# Written exercise
Whenever a line below holds the word "Settings", copy that line.

[Stored data]
* BEGIN *

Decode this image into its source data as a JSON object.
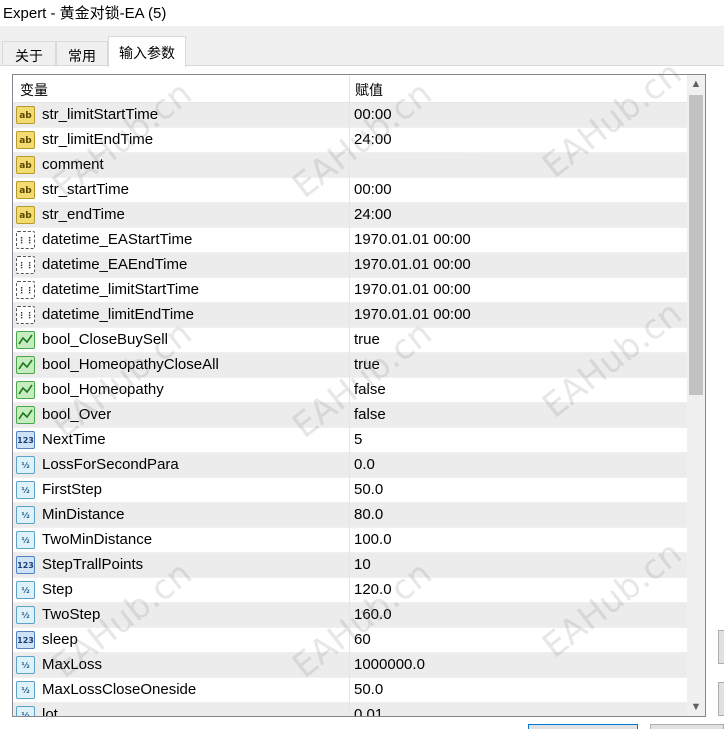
{
  "window": {
    "title": "Expert - 黄金对锁-EA (5)"
  },
  "tabs": [
    {
      "label": "关于"
    },
    {
      "label": "常用"
    },
    {
      "label": "输入参数"
    }
  ],
  "grid": {
    "header_variable": "变量",
    "header_value": "赋值"
  },
  "params": [
    {
      "icon": "ab",
      "type": "string",
      "name": "str_limitStartTime",
      "value": "00:00"
    },
    {
      "icon": "ab",
      "type": "string",
      "name": "str_limitEndTime",
      "value": "24:00"
    },
    {
      "icon": "ab",
      "type": "string",
      "name": "comment",
      "value": ""
    },
    {
      "icon": "ab",
      "type": "string",
      "name": "str_startTime",
      "value": "00:00"
    },
    {
      "icon": "ab",
      "type": "string",
      "name": "str_endTime",
      "value": "24:00"
    },
    {
      "icon": "dt",
      "type": "datetime",
      "name": "datetime_EAStartTime",
      "value": "1970.01.01 00:00"
    },
    {
      "icon": "dt",
      "type": "datetime",
      "name": "datetime_EAEndTime",
      "value": "1970.01.01 00:00"
    },
    {
      "icon": "dt",
      "type": "datetime",
      "name": "datetime_limitStartTime",
      "value": "1970.01.01 00:00"
    },
    {
      "icon": "dt",
      "type": "datetime",
      "name": "datetime_limitEndTime",
      "value": "1970.01.01 00:00"
    },
    {
      "icon": "bool",
      "type": "bool",
      "name": "bool_CloseBuySell",
      "value": "true"
    },
    {
      "icon": "bool",
      "type": "bool",
      "name": "bool_HomeopathyCloseAll",
      "value": "true"
    },
    {
      "icon": "bool",
      "type": "bool",
      "name": "bool_Homeopathy",
      "value": "false"
    },
    {
      "icon": "bool",
      "type": "bool",
      "name": "bool_Over",
      "value": "false"
    },
    {
      "icon": "123",
      "type": "int",
      "name": "NextTime",
      "value": "5"
    },
    {
      "icon": "v2",
      "type": "double",
      "name": "LossForSecondPara",
      "value": "0.0"
    },
    {
      "icon": "v2",
      "type": "double",
      "name": "FirstStep",
      "value": "50.0"
    },
    {
      "icon": "v2",
      "type": "double",
      "name": "MinDistance",
      "value": "80.0"
    },
    {
      "icon": "v2",
      "type": "double",
      "name": "TwoMinDistance",
      "value": "100.0"
    },
    {
      "icon": "123",
      "type": "int",
      "name": "StepTrallPoints",
      "value": "10"
    },
    {
      "icon": "v2",
      "type": "double",
      "name": "Step",
      "value": "120.0"
    },
    {
      "icon": "v2",
      "type": "double",
      "name": "TwoStep",
      "value": "160.0"
    },
    {
      "icon": "123",
      "type": "int",
      "name": "sleep",
      "value": "60"
    },
    {
      "icon": "v2",
      "type": "double",
      "name": "MaxLoss",
      "value": "1000000.0"
    },
    {
      "icon": "v2",
      "type": "double",
      "name": "MaxLossCloseOneside",
      "value": "50.0"
    },
    {
      "icon": "v2",
      "type": "double",
      "name": "lot",
      "value": "0.01"
    }
  ],
  "watermark": "EAHub.cn",
  "colors": {
    "string_icon": "#f2dc72",
    "bool_icon": "#c6ecc0",
    "int_icon": "#cfe3f7",
    "double_icon": "#dff1fb",
    "row_alt": "#ececec"
  }
}
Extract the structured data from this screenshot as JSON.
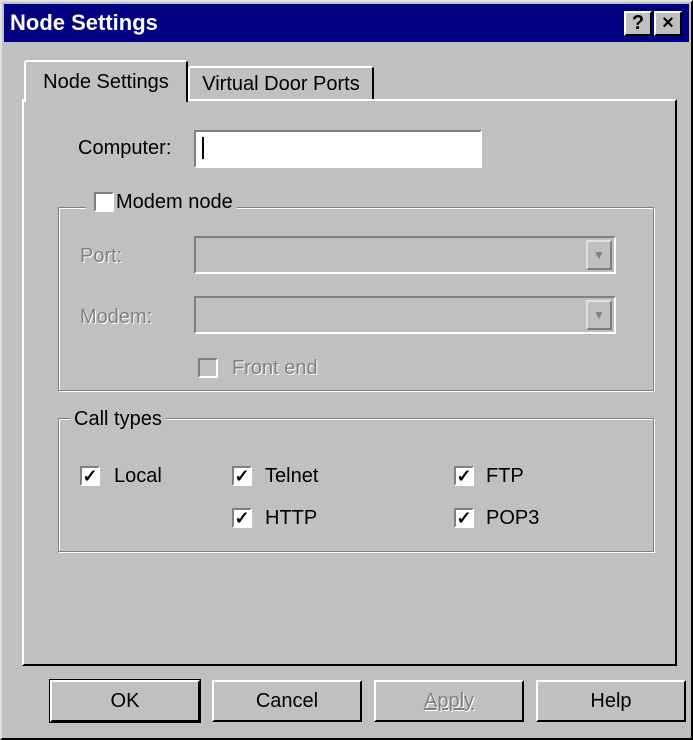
{
  "window": {
    "title": "Node Settings",
    "help_button": "?",
    "close_button": "×"
  },
  "tabs": [
    {
      "label": "Node Settings",
      "active": true
    },
    {
      "label": "Virtual Door Ports",
      "active": false
    }
  ],
  "computer": {
    "label": "Computer:",
    "value": ""
  },
  "modem_node": {
    "label": "Modem node",
    "checked": false,
    "port_label": "Port:",
    "port_value": "",
    "modem_label": "Modem:",
    "modem_value": "",
    "front_end_label": "Front end",
    "front_end_checked": false
  },
  "call_types": {
    "legend": "Call types",
    "local": {
      "label": "Local",
      "checked": "✓"
    },
    "telnet": {
      "label": "Telnet",
      "checked": "✓"
    },
    "ftp": {
      "label": "FTP",
      "checked": "✓"
    },
    "http": {
      "label": "HTTP",
      "checked": "✓"
    },
    "pop3": {
      "label": "POP3",
      "checked": "✓"
    }
  },
  "buttons": {
    "ok": "OK",
    "cancel": "Cancel",
    "apply": "Apply",
    "help": "Help"
  },
  "icons": {
    "dropdown_arrow": "▼"
  }
}
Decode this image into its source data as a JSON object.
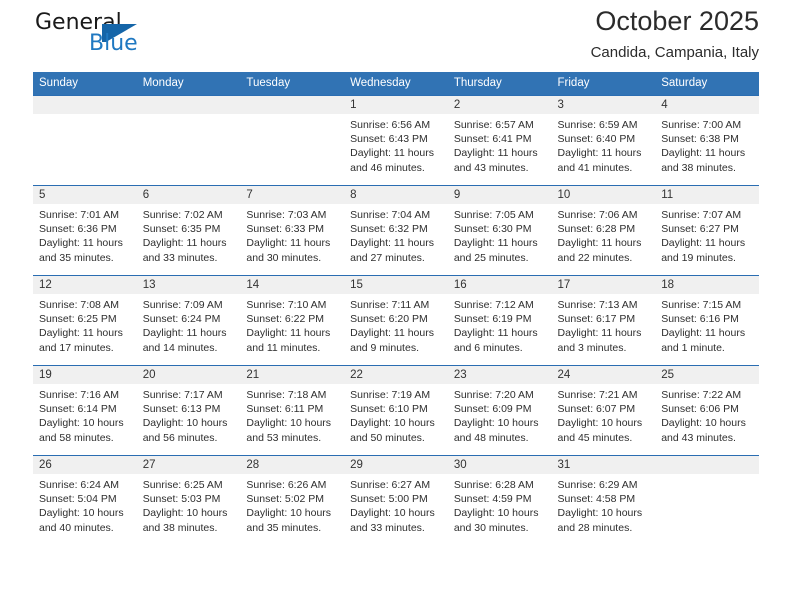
{
  "brand": {
    "name_part1": "General",
    "name_part2": "Blue",
    "accent_color": "#1f78c1",
    "triangle_color": "#1565a8"
  },
  "header": {
    "title": "October 2025",
    "subtitle": "Candida, Campania, Italy"
  },
  "theme": {
    "header_row_bg": "#3173b4",
    "row_border": "#2a6db2",
    "daynum_band_bg": "#f0f0f0"
  },
  "weekdays": [
    "Sunday",
    "Monday",
    "Tuesday",
    "Wednesday",
    "Thursday",
    "Friday",
    "Saturday"
  ],
  "weeks": [
    [
      {
        "day": "",
        "empty": true
      },
      {
        "day": "",
        "empty": true
      },
      {
        "day": "",
        "empty": true
      },
      {
        "day": "1",
        "sunrise": "Sunrise: 6:56 AM",
        "sunset": "Sunset: 6:43 PM",
        "daylight1": "Daylight: 11 hours",
        "daylight2": "and 46 minutes."
      },
      {
        "day": "2",
        "sunrise": "Sunrise: 6:57 AM",
        "sunset": "Sunset: 6:41 PM",
        "daylight1": "Daylight: 11 hours",
        "daylight2": "and 43 minutes."
      },
      {
        "day": "3",
        "sunrise": "Sunrise: 6:59 AM",
        "sunset": "Sunset: 6:40 PM",
        "daylight1": "Daylight: 11 hours",
        "daylight2": "and 41 minutes."
      },
      {
        "day": "4",
        "sunrise": "Sunrise: 7:00 AM",
        "sunset": "Sunset: 6:38 PM",
        "daylight1": "Daylight: 11 hours",
        "daylight2": "and 38 minutes."
      }
    ],
    [
      {
        "day": "5",
        "sunrise": "Sunrise: 7:01 AM",
        "sunset": "Sunset: 6:36 PM",
        "daylight1": "Daylight: 11 hours",
        "daylight2": "and 35 minutes."
      },
      {
        "day": "6",
        "sunrise": "Sunrise: 7:02 AM",
        "sunset": "Sunset: 6:35 PM",
        "daylight1": "Daylight: 11 hours",
        "daylight2": "and 33 minutes."
      },
      {
        "day": "7",
        "sunrise": "Sunrise: 7:03 AM",
        "sunset": "Sunset: 6:33 PM",
        "daylight1": "Daylight: 11 hours",
        "daylight2": "and 30 minutes."
      },
      {
        "day": "8",
        "sunrise": "Sunrise: 7:04 AM",
        "sunset": "Sunset: 6:32 PM",
        "daylight1": "Daylight: 11 hours",
        "daylight2": "and 27 minutes."
      },
      {
        "day": "9",
        "sunrise": "Sunrise: 7:05 AM",
        "sunset": "Sunset: 6:30 PM",
        "daylight1": "Daylight: 11 hours",
        "daylight2": "and 25 minutes."
      },
      {
        "day": "10",
        "sunrise": "Sunrise: 7:06 AM",
        "sunset": "Sunset: 6:28 PM",
        "daylight1": "Daylight: 11 hours",
        "daylight2": "and 22 minutes."
      },
      {
        "day": "11",
        "sunrise": "Sunrise: 7:07 AM",
        "sunset": "Sunset: 6:27 PM",
        "daylight1": "Daylight: 11 hours",
        "daylight2": "and 19 minutes."
      }
    ],
    [
      {
        "day": "12",
        "sunrise": "Sunrise: 7:08 AM",
        "sunset": "Sunset: 6:25 PM",
        "daylight1": "Daylight: 11 hours",
        "daylight2": "and 17 minutes."
      },
      {
        "day": "13",
        "sunrise": "Sunrise: 7:09 AM",
        "sunset": "Sunset: 6:24 PM",
        "daylight1": "Daylight: 11 hours",
        "daylight2": "and 14 minutes."
      },
      {
        "day": "14",
        "sunrise": "Sunrise: 7:10 AM",
        "sunset": "Sunset: 6:22 PM",
        "daylight1": "Daylight: 11 hours",
        "daylight2": "and 11 minutes."
      },
      {
        "day": "15",
        "sunrise": "Sunrise: 7:11 AM",
        "sunset": "Sunset: 6:20 PM",
        "daylight1": "Daylight: 11 hours",
        "daylight2": "and 9 minutes."
      },
      {
        "day": "16",
        "sunrise": "Sunrise: 7:12 AM",
        "sunset": "Sunset: 6:19 PM",
        "daylight1": "Daylight: 11 hours",
        "daylight2": "and 6 minutes."
      },
      {
        "day": "17",
        "sunrise": "Sunrise: 7:13 AM",
        "sunset": "Sunset: 6:17 PM",
        "daylight1": "Daylight: 11 hours",
        "daylight2": "and 3 minutes."
      },
      {
        "day": "18",
        "sunrise": "Sunrise: 7:15 AM",
        "sunset": "Sunset: 6:16 PM",
        "daylight1": "Daylight: 11 hours",
        "daylight2": "and 1 minute."
      }
    ],
    [
      {
        "day": "19",
        "sunrise": "Sunrise: 7:16 AM",
        "sunset": "Sunset: 6:14 PM",
        "daylight1": "Daylight: 10 hours",
        "daylight2": "and 58 minutes."
      },
      {
        "day": "20",
        "sunrise": "Sunrise: 7:17 AM",
        "sunset": "Sunset: 6:13 PM",
        "daylight1": "Daylight: 10 hours",
        "daylight2": "and 56 minutes."
      },
      {
        "day": "21",
        "sunrise": "Sunrise: 7:18 AM",
        "sunset": "Sunset: 6:11 PM",
        "daylight1": "Daylight: 10 hours",
        "daylight2": "and 53 minutes."
      },
      {
        "day": "22",
        "sunrise": "Sunrise: 7:19 AM",
        "sunset": "Sunset: 6:10 PM",
        "daylight1": "Daylight: 10 hours",
        "daylight2": "and 50 minutes."
      },
      {
        "day": "23",
        "sunrise": "Sunrise: 7:20 AM",
        "sunset": "Sunset: 6:09 PM",
        "daylight1": "Daylight: 10 hours",
        "daylight2": "and 48 minutes."
      },
      {
        "day": "24",
        "sunrise": "Sunrise: 7:21 AM",
        "sunset": "Sunset: 6:07 PM",
        "daylight1": "Daylight: 10 hours",
        "daylight2": "and 45 minutes."
      },
      {
        "day": "25",
        "sunrise": "Sunrise: 7:22 AM",
        "sunset": "Sunset: 6:06 PM",
        "daylight1": "Daylight: 10 hours",
        "daylight2": "and 43 minutes."
      }
    ],
    [
      {
        "day": "26",
        "sunrise": "Sunrise: 6:24 AM",
        "sunset": "Sunset: 5:04 PM",
        "daylight1": "Daylight: 10 hours",
        "daylight2": "and 40 minutes."
      },
      {
        "day": "27",
        "sunrise": "Sunrise: 6:25 AM",
        "sunset": "Sunset: 5:03 PM",
        "daylight1": "Daylight: 10 hours",
        "daylight2": "and 38 minutes."
      },
      {
        "day": "28",
        "sunrise": "Sunrise: 6:26 AM",
        "sunset": "Sunset: 5:02 PM",
        "daylight1": "Daylight: 10 hours",
        "daylight2": "and 35 minutes."
      },
      {
        "day": "29",
        "sunrise": "Sunrise: 6:27 AM",
        "sunset": "Sunset: 5:00 PM",
        "daylight1": "Daylight: 10 hours",
        "daylight2": "and 33 minutes."
      },
      {
        "day": "30",
        "sunrise": "Sunrise: 6:28 AM",
        "sunset": "Sunset: 4:59 PM",
        "daylight1": "Daylight: 10 hours",
        "daylight2": "and 30 minutes."
      },
      {
        "day": "31",
        "sunrise": "Sunrise: 6:29 AM",
        "sunset": "Sunset: 4:58 PM",
        "daylight1": "Daylight: 10 hours",
        "daylight2": "and 28 minutes."
      },
      {
        "day": "",
        "empty": true
      }
    ]
  ]
}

* END *

# Answer to this task
    "title": "Node Settings",
      "label": "Node Settings",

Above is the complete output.